Supplied entries:
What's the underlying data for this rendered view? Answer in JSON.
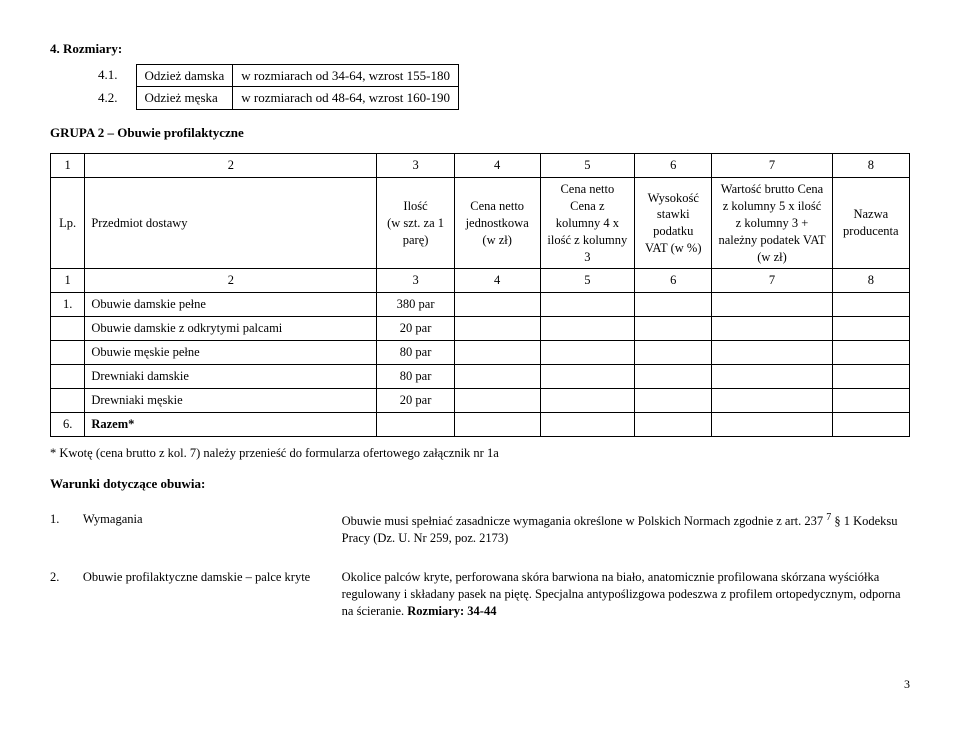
{
  "sizesHeading": "4. Rozmiary:",
  "sizeRows": [
    {
      "num": "4.1.",
      "label": "Odzież damska",
      "range": "w rozmiarach od 34-64, wzrost 155-180"
    },
    {
      "num": "4.2.",
      "label": "Odzież męska",
      "range": "w rozmiarach od 48-64, wzrost 160-190"
    }
  ],
  "groupHeading": "GRUPA 2 – Obuwie profilaktyczne",
  "mainHeader": {
    "numRow1": [
      "1",
      "2",
      "3",
      "4",
      "5",
      "6",
      "7",
      "8"
    ],
    "labels": [
      "Lp.",
      "Przedmiot dostawy",
      "Ilość\n(w szt. za 1 parę)",
      "Cena netto jednostkowa (w zł)",
      "Cena netto Cena z kolumny 4 x  ilość z kolumny 3",
      "Wysokość stawki podatku VAT (w %)",
      "Wartość brutto Cena z kolumny 5 x ilość z kolumny 3 + należny podatek VAT (w zł)",
      "Nazwa producenta"
    ],
    "numRow2": [
      "1",
      "2",
      "3",
      "4",
      "5",
      "6",
      "7",
      "8"
    ]
  },
  "tableData": {
    "columns": 8,
    "colWidths": [
      "4%",
      "34%",
      "9%",
      "10%",
      "11%",
      "9%",
      "14%",
      "9%"
    ]
  },
  "dataRows": [
    {
      "lp": "1.",
      "name": "Obuwie damskie pełne",
      "qty": "380 par"
    },
    {
      "lp": "",
      "name": "Obuwie damskie z odkrytymi palcami",
      "qty": "20 par"
    },
    {
      "lp": "",
      "name": "Obuwie męskie pełne",
      "qty": "80 par"
    },
    {
      "lp": "",
      "name": "Drewniaki damskie",
      "qty": "80 par"
    },
    {
      "lp": "",
      "name": "Drewniaki męskie",
      "qty": "20 par"
    }
  ],
  "razemRow": {
    "lp": "6.",
    "label": "Razem*"
  },
  "footnote": "* Kwotę (cena brutto z kol. 7) należy przenieść do formularza ofertowego załącznik nr 1a",
  "conditionsHeading": "Warunki dotyczące obuwia:",
  "conditions": [
    {
      "num": "1.",
      "term": "Wymagania",
      "desc_before": "Obuwie musi spełniać zasadnicze wymagania określone w Polskich Normach zgodnie z art. 237 ",
      "sup": "7",
      "desc_after": " § 1 Kodeksu Pracy (Dz. U. Nr 259, poz. 2173)"
    },
    {
      "num": "2.",
      "term": "Obuwie profilaktyczne damskie – palce kryte",
      "desc_plain": "Okolice palców kryte, perforowana skóra barwiona na biało, anatomicznie profilowana skórzana wyściółka regulowany i składany pasek na piętę. Specjalna antypoślizgowa podeszwa z profilem ortopedycznym, odporna na ścieranie.  ",
      "bold_tail": "Rozmiary: 34-44"
    }
  ],
  "pageNumber": "3"
}
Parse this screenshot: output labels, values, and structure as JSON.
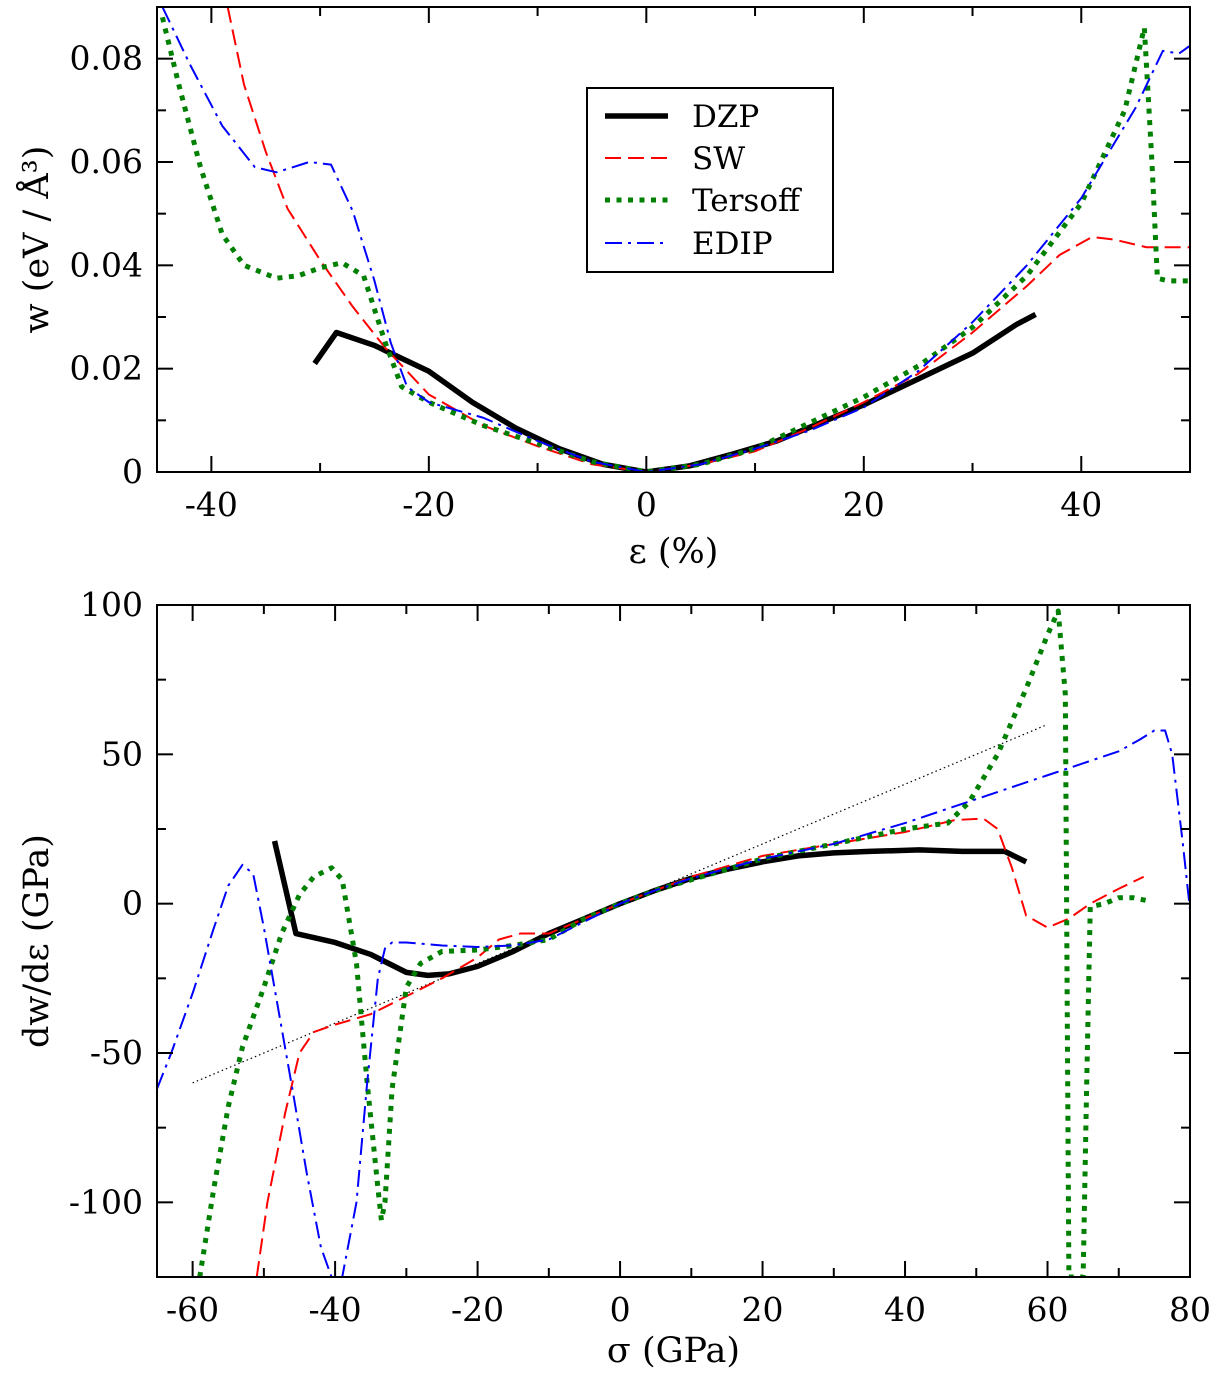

Task: In the copy, include all records verbatim but no images.

Output of the task:
What's the underlying data for this rendered view? Answer in JSON.
{
  "sizesHeading": "4. Rozmiary:",
  "sizeRows": [
    {
      "num": "4.1.",
      "label": "Odzież damska",
      "range": "w rozmiarach od 34-64, wzrost 155-180"
    },
    {
      "num": "4.2.",
      "label": "Odzież męska",
      "range": "w rozmiarach od 48-64, wzrost 160-190"
    }
  ],
  "groupHeading": "GRUPA 2 – Obuwie profilaktyczne",
  "mainHeader": {
    "numRow1": [
      "1",
      "2",
      "3",
      "4",
      "5",
      "6",
      "7",
      "8"
    ],
    "labels": [
      "Lp.",
      "Przedmiot dostawy",
      "Ilość\n(w szt. za 1 parę)",
      "Cena netto jednostkowa (w zł)",
      "Cena netto Cena z kolumny 4 x  ilość z kolumny 3",
      "Wysokość stawki podatku VAT (w %)",
      "Wartość brutto Cena z kolumny 5 x ilość z kolumny 3 + należny podatek VAT (w zł)",
      "Nazwa producenta"
    ],
    "numRow2": [
      "1",
      "2",
      "3",
      "4",
      "5",
      "6",
      "7",
      "8"
    ]
  },
  "tableData": {
    "columns": 8,
    "colWidths": [
      "4%",
      "34%",
      "9%",
      "10%",
      "11%",
      "9%",
      "14%",
      "9%"
    ]
  },
  "dataRows": [
    {
      "lp": "1.",
      "name": "Obuwie damskie pełne",
      "qty": "380 par"
    },
    {
      "lp": "",
      "name": "Obuwie damskie z odkrytymi palcami",
      "qty": "20 par"
    },
    {
      "lp": "",
      "name": "Obuwie męskie pełne",
      "qty": "80 par"
    },
    {
      "lp": "",
      "name": "Drewniaki damskie",
      "qty": "80 par"
    },
    {
      "lp": "",
      "name": "Drewniaki męskie",
      "qty": "20 par"
    }
  ],
  "razemRow": {
    "lp": "6.",
    "label": "Razem*"
  },
  "footnote": "* Kwotę (cena brutto z kol. 7) należy przenieść do formularza ofertowego załącznik nr 1a",
  "conditionsHeading": "Warunki dotyczące obuwia:",
  "conditions": [
    {
      "num": "1.",
      "term": "Wymagania",
      "desc_before": "Obuwie musi spełniać zasadnicze wymagania określone w Polskich Normach zgodnie z art. 237 ",
      "sup": "7",
      "desc_after": " § 1 Kodeksu Pracy (Dz. U. Nr 259, poz. 2173)"
    },
    {
      "num": "2.",
      "term": "Obuwie profilaktyczne damskie – palce kryte",
      "desc_plain": "Okolice palców kryte, perforowana skóra barwiona na biało, anatomicznie profilowana skórzana wyściółka regulowany i składany pasek na piętę. Specjalna antypoślizgowa podeszwa z profilem ortopedycznym, odporna na ścieranie.  ",
      "bold_tail": "Rozmiary: 34-44"
    }
  ],
  "pageNumber": "3"
}
Parse this screenshot: output labels, values, and structure as JSON.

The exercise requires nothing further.